■ Goal ■
Copy each line containing the word "Hirt" from the records that follow, please.

■ Rows ■
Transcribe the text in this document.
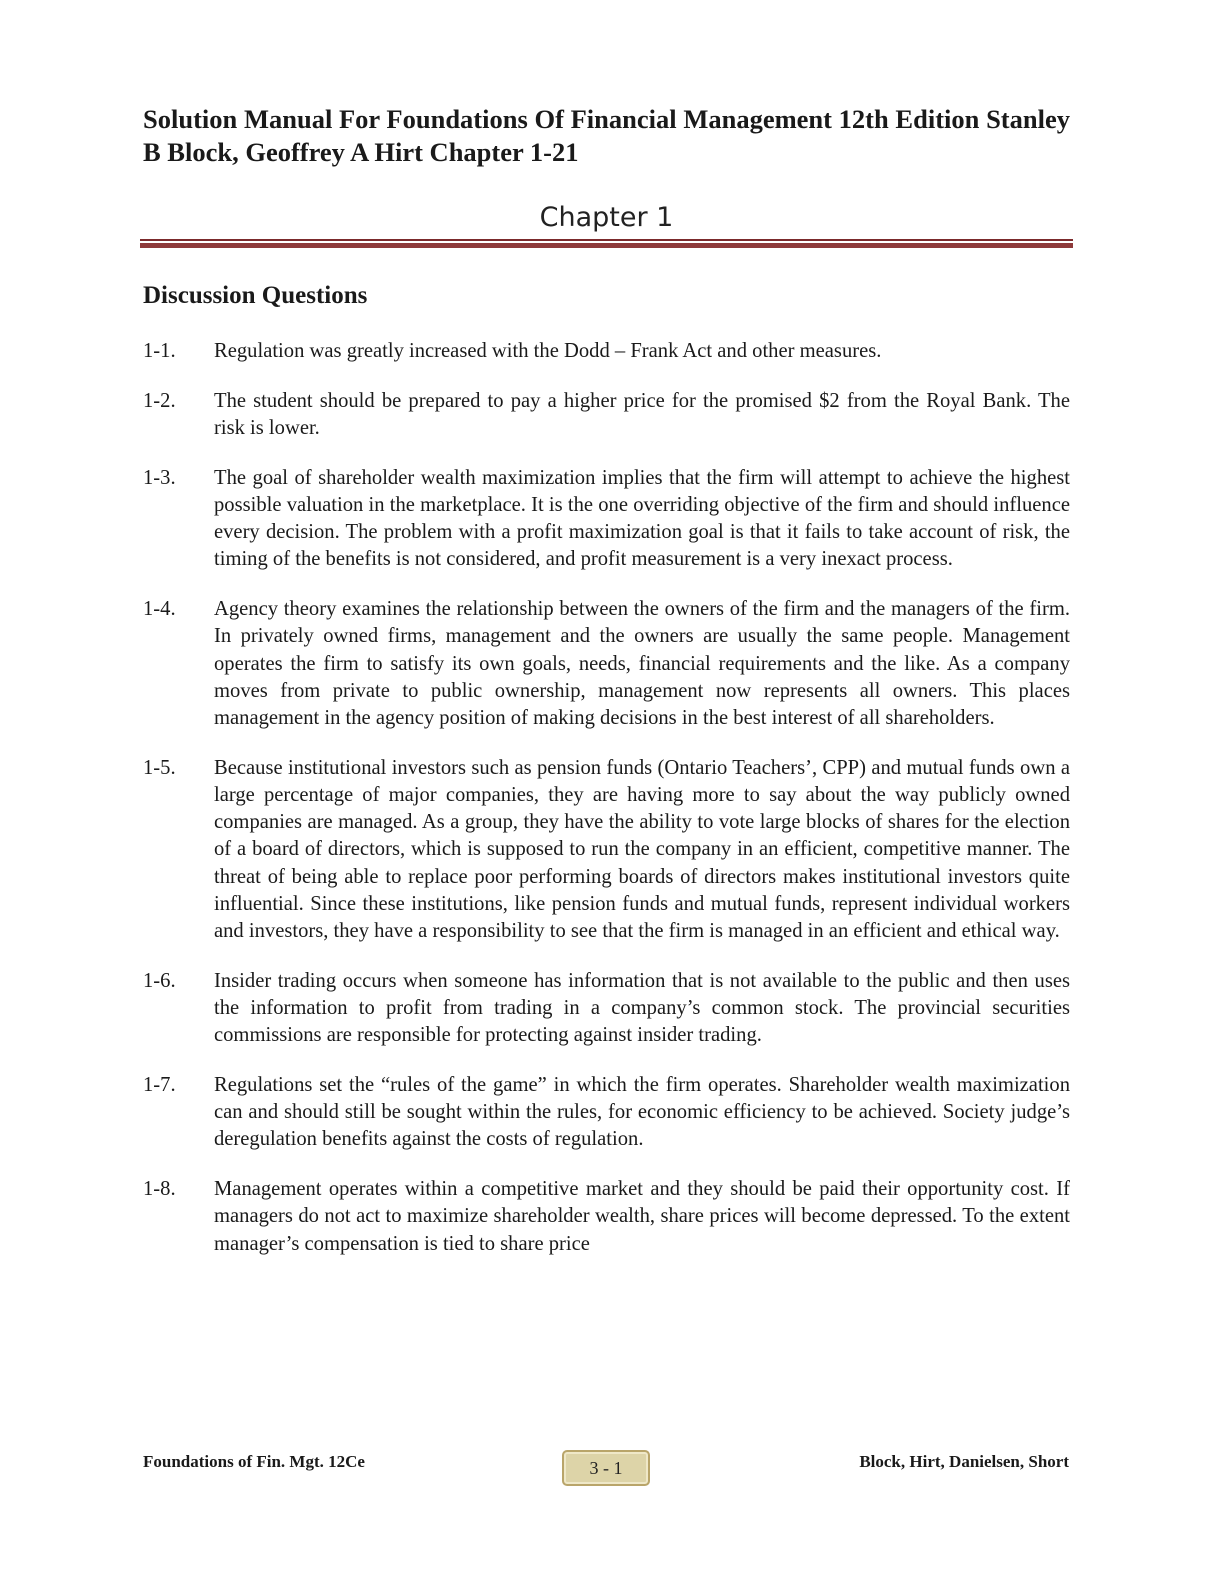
Solution Manual For Foundations Of Financial Management 12th Edition Stanley B Block, Geoffrey A Hirt Chapter 1-21
Chapter 1
Discussion Questions
1-1. Regulation was greatly increased with the Dodd – Frank Act and other measures.
1-2. The student should be prepared to pay a higher price for the promised $2 from the Royal Bank. The risk is lower.
1-3. The goal of shareholder wealth maximization implies that the firm will attempt to achieve the highest possible valuation in the marketplace. It is the one overriding objective of the firm and should influence every decision. The problem with a profit maximization goal is that it fails to take account of risk, the timing of the benefits is not considered, and profit measurement is a very inexact process.
1-4. Agency theory examines the relationship between the owners of the firm and the managers of the firm. In privately owned firms, management and the owners are usually the same people. Management operates the firm to satisfy its own goals, needs, financial requirements and the like. As a company moves from private to public ownership, management now represents all owners. This places management in the agency position of making decisions in the best interest of all shareholders.
1-5. Because institutional investors such as pension funds (Ontario Teachers’, CPP) and mutual funds own a large percentage of major companies, they are having more to say about the way publicly owned companies are managed. As a group, they have the ability to vote large blocks of shares for the election of a board of directors, which is supposed to run the company in an efficient, competitive manner. The threat of being able to replace poor performing boards of directors makes institutional investors quite influential. Since these institutions, like pension funds and mutual funds, represent individual workers and investors, they have a responsibility to see that the firm is managed in an efficient and ethical way.
1-6. Insider trading occurs when someone has information that is not available to the public and then uses the information to profit from trading in a company’s common stock. The provincial securities commissions are responsible for protecting against insider trading.
1-7. Regulations set the “rules of the game” in which the firm operates. Shareholder wealth maximization can and should still be sought within the rules, for economic efficiency to be achieved. Society judge’s deregulation benefits against the costs of regulation.
1-8. Management operates within a competitive market and they should be paid their opportunity cost. If managers do not act to maximize shareholder wealth, share prices will become depressed. To the extent manager’s compensation is tied to share price
Foundations of Fin. Mgt. 12Ce	3 - 1	Block, Hirt, Danielsen, Short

■ Full solution ■
Solution Manual For Foundations Of Financial Management 12th Edition Stanley B Block, Geoffrey A Hirt Chapter 1-21
Foundations of Fin. Mgt. 12Ce	3 - 1	Block, Hirt, Danielsen, Short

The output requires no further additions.